Exercise goal: Return the full material exactly.

--- Data listing ---

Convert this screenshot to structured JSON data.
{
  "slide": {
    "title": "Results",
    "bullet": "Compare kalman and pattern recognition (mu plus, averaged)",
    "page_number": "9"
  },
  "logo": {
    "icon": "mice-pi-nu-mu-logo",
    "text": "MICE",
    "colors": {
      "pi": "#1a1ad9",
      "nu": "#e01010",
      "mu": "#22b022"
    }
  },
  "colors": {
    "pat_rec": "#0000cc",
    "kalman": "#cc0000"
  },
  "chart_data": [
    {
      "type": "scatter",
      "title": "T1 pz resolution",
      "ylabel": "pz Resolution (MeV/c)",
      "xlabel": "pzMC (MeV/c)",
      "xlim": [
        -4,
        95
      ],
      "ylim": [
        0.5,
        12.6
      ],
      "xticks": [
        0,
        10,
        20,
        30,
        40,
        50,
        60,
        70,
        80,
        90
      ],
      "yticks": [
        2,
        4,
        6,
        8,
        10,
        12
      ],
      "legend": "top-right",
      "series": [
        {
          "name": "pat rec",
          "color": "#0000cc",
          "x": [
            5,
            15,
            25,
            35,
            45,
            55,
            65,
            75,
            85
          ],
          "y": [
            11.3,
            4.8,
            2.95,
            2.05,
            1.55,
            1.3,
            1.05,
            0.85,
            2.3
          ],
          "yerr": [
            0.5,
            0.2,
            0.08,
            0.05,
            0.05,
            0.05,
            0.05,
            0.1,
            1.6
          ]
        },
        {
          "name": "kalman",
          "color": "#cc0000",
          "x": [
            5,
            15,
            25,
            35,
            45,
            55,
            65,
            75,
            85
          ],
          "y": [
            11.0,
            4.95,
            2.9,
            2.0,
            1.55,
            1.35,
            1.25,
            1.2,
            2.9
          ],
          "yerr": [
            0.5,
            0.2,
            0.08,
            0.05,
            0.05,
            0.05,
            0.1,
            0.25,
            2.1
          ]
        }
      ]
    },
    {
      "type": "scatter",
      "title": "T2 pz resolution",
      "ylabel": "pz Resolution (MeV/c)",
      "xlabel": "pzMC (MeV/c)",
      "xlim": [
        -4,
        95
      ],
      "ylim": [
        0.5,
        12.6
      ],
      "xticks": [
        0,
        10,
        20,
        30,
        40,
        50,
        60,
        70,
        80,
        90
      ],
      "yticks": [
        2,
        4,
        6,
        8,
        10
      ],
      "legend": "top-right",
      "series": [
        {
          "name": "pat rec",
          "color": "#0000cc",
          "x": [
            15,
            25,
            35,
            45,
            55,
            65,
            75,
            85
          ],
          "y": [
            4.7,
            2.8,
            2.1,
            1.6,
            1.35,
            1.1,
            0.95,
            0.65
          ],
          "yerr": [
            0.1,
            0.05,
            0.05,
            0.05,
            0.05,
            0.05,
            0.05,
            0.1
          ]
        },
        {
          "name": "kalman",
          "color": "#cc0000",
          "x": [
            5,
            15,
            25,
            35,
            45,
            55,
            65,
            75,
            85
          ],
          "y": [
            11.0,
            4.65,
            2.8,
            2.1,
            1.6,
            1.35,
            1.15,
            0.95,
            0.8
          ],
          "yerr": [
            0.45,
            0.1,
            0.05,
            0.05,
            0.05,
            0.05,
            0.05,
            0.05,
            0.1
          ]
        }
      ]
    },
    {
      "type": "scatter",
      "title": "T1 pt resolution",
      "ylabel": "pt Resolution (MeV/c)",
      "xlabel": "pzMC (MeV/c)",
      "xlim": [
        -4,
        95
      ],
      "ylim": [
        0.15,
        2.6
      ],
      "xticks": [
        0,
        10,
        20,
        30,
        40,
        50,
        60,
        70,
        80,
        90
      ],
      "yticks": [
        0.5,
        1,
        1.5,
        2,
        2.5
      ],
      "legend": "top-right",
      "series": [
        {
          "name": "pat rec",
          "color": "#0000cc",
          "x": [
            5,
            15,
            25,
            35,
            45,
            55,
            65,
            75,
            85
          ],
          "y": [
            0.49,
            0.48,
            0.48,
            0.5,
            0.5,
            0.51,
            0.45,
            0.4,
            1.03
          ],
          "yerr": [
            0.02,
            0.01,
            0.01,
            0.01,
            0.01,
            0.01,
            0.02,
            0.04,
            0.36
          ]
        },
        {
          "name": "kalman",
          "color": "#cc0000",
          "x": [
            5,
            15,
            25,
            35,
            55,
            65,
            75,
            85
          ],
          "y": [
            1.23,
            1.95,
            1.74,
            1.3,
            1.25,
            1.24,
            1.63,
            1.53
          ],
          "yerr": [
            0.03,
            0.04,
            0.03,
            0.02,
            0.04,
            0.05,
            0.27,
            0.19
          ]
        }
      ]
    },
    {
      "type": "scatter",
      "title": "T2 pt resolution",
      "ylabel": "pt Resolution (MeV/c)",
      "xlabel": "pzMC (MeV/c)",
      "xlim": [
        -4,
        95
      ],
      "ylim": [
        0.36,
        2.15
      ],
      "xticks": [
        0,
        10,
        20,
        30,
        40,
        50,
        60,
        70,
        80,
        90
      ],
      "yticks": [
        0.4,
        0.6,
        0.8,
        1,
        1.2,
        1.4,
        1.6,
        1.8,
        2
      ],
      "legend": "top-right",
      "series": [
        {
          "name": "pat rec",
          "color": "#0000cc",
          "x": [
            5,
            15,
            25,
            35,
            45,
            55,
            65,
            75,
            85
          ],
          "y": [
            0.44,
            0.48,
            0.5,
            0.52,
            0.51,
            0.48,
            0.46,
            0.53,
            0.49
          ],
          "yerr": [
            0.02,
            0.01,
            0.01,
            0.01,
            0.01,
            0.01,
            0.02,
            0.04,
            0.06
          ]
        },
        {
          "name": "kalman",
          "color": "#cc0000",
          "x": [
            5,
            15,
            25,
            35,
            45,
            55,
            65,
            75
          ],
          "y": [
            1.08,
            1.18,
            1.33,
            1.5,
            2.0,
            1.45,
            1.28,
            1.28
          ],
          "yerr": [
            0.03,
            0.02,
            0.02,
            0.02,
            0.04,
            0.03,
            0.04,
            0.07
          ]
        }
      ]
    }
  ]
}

---

Result below:
Convert this screenshot to structured JSON data.
{
  "slide": {
    "title": "Results",
    "bullet": "Compare kalman and pattern recognition (mu plus, averaged)",
    "page_number": "9"
  },
  "logo": {
    "icon": "mice-pi-nu-mu-logo",
    "text": "MICE",
    "colors": {
      "pi": "#1a1ad9",
      "nu": "#e01010",
      "mu": "#22b022"
    }
  },
  "colors": {
    "pat_rec": "#0000cc",
    "kalman": "#cc0000"
  },
  "chart_data": [
    {
      "type": "scatter",
      "title": "T1 pz resolution",
      "ylabel": "pz Resolution (MeV/c)",
      "xlabel": "pzMC (MeV/c)",
      "xlim": [
        -4,
        95
      ],
      "ylim": [
        0.5,
        12.6
      ],
      "xticks": [
        0,
        10,
        20,
        30,
        40,
        50,
        60,
        70,
        80,
        90
      ],
      "yticks": [
        2,
        4,
        6,
        8,
        10,
        12
      ],
      "legend": "top-right",
      "series": [
        {
          "name": "pat rec",
          "color": "#0000cc",
          "x": [
            5,
            15,
            25,
            35,
            45,
            55,
            65,
            75,
            85
          ],
          "y": [
            11.3,
            4.8,
            2.95,
            2.05,
            1.55,
            1.3,
            1.05,
            0.85,
            2.3
          ],
          "yerr": [
            0.5,
            0.2,
            0.08,
            0.05,
            0.05,
            0.05,
            0.05,
            0.1,
            1.6
          ]
        },
        {
          "name": "kalman",
          "color": "#cc0000",
          "x": [
            5,
            15,
            25,
            35,
            45,
            55,
            65,
            75,
            85
          ],
          "y": [
            11.0,
            4.95,
            2.9,
            2.0,
            1.55,
            1.35,
            1.25,
            1.2,
            2.9
          ],
          "yerr": [
            0.5,
            0.2,
            0.08,
            0.05,
            0.05,
            0.05,
            0.1,
            0.25,
            2.1
          ]
        }
      ]
    },
    {
      "type": "scatter",
      "title": "T2 pz resolution",
      "ylabel": "pz Resolution (MeV/c)",
      "xlabel": "pzMC (MeV/c)",
      "xlim": [
        -4,
        95
      ],
      "ylim": [
        0.5,
        12.6
      ],
      "xticks": [
        0,
        10,
        20,
        30,
        40,
        50,
        60,
        70,
        80,
        90
      ],
      "yticks": [
        2,
        4,
        6,
        8,
        10
      ],
      "legend": "top-right",
      "series": [
        {
          "name": "pat rec",
          "color": "#0000cc",
          "x": [
            15,
            25,
            35,
            45,
            55,
            65,
            75,
            85
          ],
          "y": [
            4.7,
            2.8,
            2.1,
            1.6,
            1.35,
            1.1,
            0.95,
            0.65
          ],
          "yerr": [
            0.1,
            0.05,
            0.05,
            0.05,
            0.05,
            0.05,
            0.05,
            0.1
          ]
        },
        {
          "name": "kalman",
          "color": "#cc0000",
          "x": [
            5,
            15,
            25,
            35,
            45,
            55,
            65,
            75,
            85
          ],
          "y": [
            11.0,
            4.65,
            2.8,
            2.1,
            1.6,
            1.35,
            1.15,
            0.95,
            0.8
          ],
          "yerr": [
            0.45,
            0.1,
            0.05,
            0.05,
            0.05,
            0.05,
            0.05,
            0.05,
            0.1
          ]
        }
      ]
    },
    {
      "type": "scatter",
      "title": "T1 pt resolution",
      "ylabel": "pt Resolution (MeV/c)",
      "xlabel": "pzMC (MeV/c)",
      "xlim": [
        -4,
        95
      ],
      "ylim": [
        0.15,
        2.6
      ],
      "xticks": [
        0,
        10,
        20,
        30,
        40,
        50,
        60,
        70,
        80,
        90
      ],
      "yticks": [
        0.5,
        1,
        1.5,
        2,
        2.5
      ],
      "legend": "top-right",
      "series": [
        {
          "name": "pat rec",
          "color": "#0000cc",
          "x": [
            5,
            15,
            25,
            35,
            45,
            55,
            65,
            75,
            85
          ],
          "y": [
            0.49,
            0.48,
            0.48,
            0.5,
            0.5,
            0.51,
            0.45,
            0.4,
            1.03
          ],
          "yerr": [
            0.02,
            0.01,
            0.01,
            0.01,
            0.01,
            0.01,
            0.02,
            0.04,
            0.36
          ]
        },
        {
          "name": "kalman",
          "color": "#cc0000",
          "x": [
            5,
            15,
            25,
            35,
            55,
            65,
            75,
            85
          ],
          "y": [
            1.23,
            1.95,
            1.74,
            1.3,
            1.25,
            1.24,
            1.63,
            1.53
          ],
          "yerr": [
            0.03,
            0.04,
            0.03,
            0.02,
            0.04,
            0.05,
            0.27,
            0.19
          ]
        }
      ]
    },
    {
      "type": "scatter",
      "title": "T2 pt resolution",
      "ylabel": "pt Resolution (MeV/c)",
      "xlabel": "pzMC (MeV/c)",
      "xlim": [
        -4,
        95
      ],
      "ylim": [
        0.36,
        2.15
      ],
      "xticks": [
        0,
        10,
        20,
        30,
        40,
        50,
        60,
        70,
        80,
        90
      ],
      "yticks": [
        0.4,
        0.6,
        0.8,
        1,
        1.2,
        1.4,
        1.6,
        1.8,
        2
      ],
      "legend": "top-right",
      "series": [
        {
          "name": "pat rec",
          "color": "#0000cc",
          "x": [
            5,
            15,
            25,
            35,
            45,
            55,
            65,
            75,
            85
          ],
          "y": [
            0.44,
            0.48,
            0.5,
            0.52,
            0.51,
            0.48,
            0.46,
            0.53,
            0.49
          ],
          "yerr": [
            0.02,
            0.01,
            0.01,
            0.01,
            0.01,
            0.01,
            0.02,
            0.04,
            0.06
          ]
        },
        {
          "name": "kalman",
          "color": "#cc0000",
          "x": [
            5,
            15,
            25,
            35,
            45,
            55,
            65,
            75
          ],
          "y": [
            1.08,
            1.18,
            1.33,
            1.5,
            2.0,
            1.45,
            1.28,
            1.28
          ],
          "yerr": [
            0.03,
            0.02,
            0.02,
            0.02,
            0.04,
            0.03,
            0.04,
            0.07
          ]
        }
      ]
    }
  ]
}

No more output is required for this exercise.